Task inputs »
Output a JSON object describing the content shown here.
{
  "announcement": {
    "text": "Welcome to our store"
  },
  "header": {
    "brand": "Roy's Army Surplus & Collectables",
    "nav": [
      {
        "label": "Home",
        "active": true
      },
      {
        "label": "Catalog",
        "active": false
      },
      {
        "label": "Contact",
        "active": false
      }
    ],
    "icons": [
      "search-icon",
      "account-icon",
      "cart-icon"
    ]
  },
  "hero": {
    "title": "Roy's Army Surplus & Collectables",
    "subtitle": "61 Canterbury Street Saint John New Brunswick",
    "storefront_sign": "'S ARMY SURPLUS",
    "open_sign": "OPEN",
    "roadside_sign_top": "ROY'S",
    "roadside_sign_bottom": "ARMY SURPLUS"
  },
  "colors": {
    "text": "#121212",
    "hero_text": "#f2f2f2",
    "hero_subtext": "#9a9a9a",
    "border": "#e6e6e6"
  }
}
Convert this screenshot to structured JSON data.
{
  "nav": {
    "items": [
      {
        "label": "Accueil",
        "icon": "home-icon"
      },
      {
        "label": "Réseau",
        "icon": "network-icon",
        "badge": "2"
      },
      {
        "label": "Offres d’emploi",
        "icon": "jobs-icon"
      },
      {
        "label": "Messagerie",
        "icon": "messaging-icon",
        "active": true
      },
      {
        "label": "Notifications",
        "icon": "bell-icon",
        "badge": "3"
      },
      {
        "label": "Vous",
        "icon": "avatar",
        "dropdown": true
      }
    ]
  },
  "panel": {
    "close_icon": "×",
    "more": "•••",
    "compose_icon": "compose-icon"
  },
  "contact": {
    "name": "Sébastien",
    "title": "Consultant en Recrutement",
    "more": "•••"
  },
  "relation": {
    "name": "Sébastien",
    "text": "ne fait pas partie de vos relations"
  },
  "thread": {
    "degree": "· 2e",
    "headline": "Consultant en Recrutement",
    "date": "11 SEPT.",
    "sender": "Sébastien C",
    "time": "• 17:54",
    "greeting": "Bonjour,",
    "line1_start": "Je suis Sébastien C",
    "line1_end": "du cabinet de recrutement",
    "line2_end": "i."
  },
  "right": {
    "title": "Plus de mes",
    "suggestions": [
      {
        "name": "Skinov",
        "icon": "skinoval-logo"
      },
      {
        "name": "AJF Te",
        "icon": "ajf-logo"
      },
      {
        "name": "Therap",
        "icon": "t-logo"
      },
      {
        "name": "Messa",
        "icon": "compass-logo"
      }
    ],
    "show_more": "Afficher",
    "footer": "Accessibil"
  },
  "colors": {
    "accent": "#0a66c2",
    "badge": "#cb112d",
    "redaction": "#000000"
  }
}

To be done » Take every line from the one containing "Convert this screenshot" to the end of the listing and output it exactly, with nothing else.

Result below »
Convert this screenshot to structured JSON data.
{
  "nav": {
    "items": [
      {
        "label": "Accueil",
        "icon": "home-icon"
      },
      {
        "label": "Réseau",
        "icon": "network-icon",
        "badge": "2"
      },
      {
        "label": "Offres d’emploi",
        "icon": "jobs-icon"
      },
      {
        "label": "Messagerie",
        "icon": "messaging-icon",
        "active": true
      },
      {
        "label": "Notifications",
        "icon": "bell-icon",
        "badge": "3"
      },
      {
        "label": "Vous",
        "icon": "avatar",
        "dropdown": true
      }
    ]
  },
  "panel": {
    "close_icon": "×",
    "more": "•••",
    "compose_icon": "compose-icon"
  },
  "contact": {
    "name": "Sébastien",
    "title": "Consultant en Recrutement",
    "more": "•••"
  },
  "relation": {
    "name": "Sébastien",
    "text": "ne fait pas partie de vos relations"
  },
  "thread": {
    "degree": "· 2e",
    "headline": "Consultant en Recrutement",
    "date": "11 SEPT.",
    "sender": "Sébastien C",
    "time": "• 17:54",
    "greeting": "Bonjour,",
    "line1_start": "Je suis Sébastien C",
    "line1_end": "du cabinet de recrutement",
    "line2_end": "i."
  },
  "right": {
    "title": "Plus de mes",
    "suggestions": [
      {
        "name": "Skinov",
        "icon": "skinoval-logo"
      },
      {
        "name": "AJF Te",
        "icon": "ajf-logo"
      },
      {
        "name": "Therap",
        "icon": "t-logo"
      },
      {
        "name": "Messa",
        "icon": "compass-logo"
      }
    ],
    "show_more": "Afficher",
    "footer": "Accessibil"
  },
  "colors": {
    "accent": "#0a66c2",
    "badge": "#cb112d",
    "redaction": "#000000"
  }
}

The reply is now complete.